▸ **EXCERPTED DATA**:
---

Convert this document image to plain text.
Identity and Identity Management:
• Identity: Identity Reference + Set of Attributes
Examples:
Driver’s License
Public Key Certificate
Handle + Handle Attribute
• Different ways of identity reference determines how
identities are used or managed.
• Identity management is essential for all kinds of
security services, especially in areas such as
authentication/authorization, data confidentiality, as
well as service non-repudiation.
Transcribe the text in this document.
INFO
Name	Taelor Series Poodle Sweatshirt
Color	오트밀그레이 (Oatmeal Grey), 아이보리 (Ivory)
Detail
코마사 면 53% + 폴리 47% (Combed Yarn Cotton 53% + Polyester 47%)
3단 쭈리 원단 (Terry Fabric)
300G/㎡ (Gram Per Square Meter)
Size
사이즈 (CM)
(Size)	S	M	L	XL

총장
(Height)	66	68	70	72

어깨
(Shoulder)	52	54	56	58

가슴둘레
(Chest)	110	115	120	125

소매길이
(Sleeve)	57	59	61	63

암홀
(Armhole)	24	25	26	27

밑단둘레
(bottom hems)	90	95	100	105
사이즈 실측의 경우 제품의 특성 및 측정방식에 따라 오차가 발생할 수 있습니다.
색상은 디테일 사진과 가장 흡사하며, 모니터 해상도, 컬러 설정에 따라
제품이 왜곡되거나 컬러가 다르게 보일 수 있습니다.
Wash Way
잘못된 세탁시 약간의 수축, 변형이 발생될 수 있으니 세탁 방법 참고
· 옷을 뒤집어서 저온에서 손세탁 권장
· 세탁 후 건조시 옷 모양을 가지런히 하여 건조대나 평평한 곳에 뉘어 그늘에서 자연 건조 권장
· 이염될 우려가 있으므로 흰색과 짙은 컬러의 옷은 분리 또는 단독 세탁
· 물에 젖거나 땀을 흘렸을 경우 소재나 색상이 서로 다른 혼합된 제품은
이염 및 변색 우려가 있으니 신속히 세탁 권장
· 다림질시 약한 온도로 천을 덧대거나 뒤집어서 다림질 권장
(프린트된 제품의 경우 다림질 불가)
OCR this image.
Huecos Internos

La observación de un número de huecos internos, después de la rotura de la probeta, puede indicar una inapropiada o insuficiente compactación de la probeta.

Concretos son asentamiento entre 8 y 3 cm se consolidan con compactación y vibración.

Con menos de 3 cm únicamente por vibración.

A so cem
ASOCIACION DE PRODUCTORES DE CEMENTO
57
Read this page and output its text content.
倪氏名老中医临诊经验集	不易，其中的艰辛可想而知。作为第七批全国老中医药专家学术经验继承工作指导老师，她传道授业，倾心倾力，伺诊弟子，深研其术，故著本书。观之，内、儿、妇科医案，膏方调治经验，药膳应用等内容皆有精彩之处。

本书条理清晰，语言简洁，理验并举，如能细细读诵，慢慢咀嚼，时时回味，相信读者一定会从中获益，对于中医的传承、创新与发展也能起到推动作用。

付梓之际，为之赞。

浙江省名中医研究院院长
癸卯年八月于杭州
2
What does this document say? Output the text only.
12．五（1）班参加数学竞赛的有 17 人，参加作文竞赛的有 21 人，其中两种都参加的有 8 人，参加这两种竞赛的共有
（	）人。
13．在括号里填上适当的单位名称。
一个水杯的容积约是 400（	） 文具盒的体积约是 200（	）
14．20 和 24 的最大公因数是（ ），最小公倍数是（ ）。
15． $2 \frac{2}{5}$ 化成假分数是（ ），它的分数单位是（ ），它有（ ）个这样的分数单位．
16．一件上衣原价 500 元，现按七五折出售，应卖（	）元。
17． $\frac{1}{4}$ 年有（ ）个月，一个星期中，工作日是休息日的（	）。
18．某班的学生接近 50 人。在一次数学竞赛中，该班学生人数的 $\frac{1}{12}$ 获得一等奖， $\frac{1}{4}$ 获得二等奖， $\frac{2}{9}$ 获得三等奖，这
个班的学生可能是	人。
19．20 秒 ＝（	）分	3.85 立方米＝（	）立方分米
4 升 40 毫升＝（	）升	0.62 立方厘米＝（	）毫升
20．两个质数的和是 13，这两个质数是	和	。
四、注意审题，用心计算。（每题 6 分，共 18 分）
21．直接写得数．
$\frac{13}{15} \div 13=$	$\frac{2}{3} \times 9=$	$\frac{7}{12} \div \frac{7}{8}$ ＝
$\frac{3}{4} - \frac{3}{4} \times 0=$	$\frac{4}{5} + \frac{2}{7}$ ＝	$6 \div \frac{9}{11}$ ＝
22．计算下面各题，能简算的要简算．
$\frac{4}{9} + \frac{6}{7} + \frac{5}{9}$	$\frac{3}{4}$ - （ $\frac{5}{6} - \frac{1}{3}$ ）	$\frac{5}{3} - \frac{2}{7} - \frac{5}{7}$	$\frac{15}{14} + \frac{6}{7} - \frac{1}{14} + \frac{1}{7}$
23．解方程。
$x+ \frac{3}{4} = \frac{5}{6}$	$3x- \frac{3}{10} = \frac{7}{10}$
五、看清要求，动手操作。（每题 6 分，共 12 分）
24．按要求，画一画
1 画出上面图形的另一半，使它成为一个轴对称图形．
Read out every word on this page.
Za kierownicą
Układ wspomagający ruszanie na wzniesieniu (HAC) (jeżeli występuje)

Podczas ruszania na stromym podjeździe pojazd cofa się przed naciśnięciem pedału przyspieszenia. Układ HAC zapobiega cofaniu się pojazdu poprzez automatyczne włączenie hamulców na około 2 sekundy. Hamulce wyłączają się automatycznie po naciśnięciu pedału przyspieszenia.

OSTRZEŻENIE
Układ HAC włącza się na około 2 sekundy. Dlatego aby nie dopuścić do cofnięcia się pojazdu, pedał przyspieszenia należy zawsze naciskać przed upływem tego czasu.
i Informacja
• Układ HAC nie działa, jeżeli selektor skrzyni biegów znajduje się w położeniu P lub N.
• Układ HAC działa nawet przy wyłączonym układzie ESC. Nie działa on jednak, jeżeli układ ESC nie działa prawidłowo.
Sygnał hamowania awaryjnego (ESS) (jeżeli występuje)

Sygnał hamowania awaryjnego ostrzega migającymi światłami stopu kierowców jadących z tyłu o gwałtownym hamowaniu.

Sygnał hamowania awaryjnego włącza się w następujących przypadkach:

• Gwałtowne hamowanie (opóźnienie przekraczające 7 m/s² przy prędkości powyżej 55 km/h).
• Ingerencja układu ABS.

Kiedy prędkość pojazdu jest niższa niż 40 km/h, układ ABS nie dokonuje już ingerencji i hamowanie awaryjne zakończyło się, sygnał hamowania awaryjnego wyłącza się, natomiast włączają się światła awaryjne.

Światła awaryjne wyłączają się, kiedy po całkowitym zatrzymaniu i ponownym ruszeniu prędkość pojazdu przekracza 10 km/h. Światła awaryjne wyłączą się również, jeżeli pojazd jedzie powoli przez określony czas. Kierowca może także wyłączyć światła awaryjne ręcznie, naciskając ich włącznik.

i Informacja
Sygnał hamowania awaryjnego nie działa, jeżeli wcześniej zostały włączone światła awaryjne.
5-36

---

▸ **TASK**: Work out how many lines of the data above hold the word "wyłączają", and write only the count.

▸ **WORKED ANSWER**: 2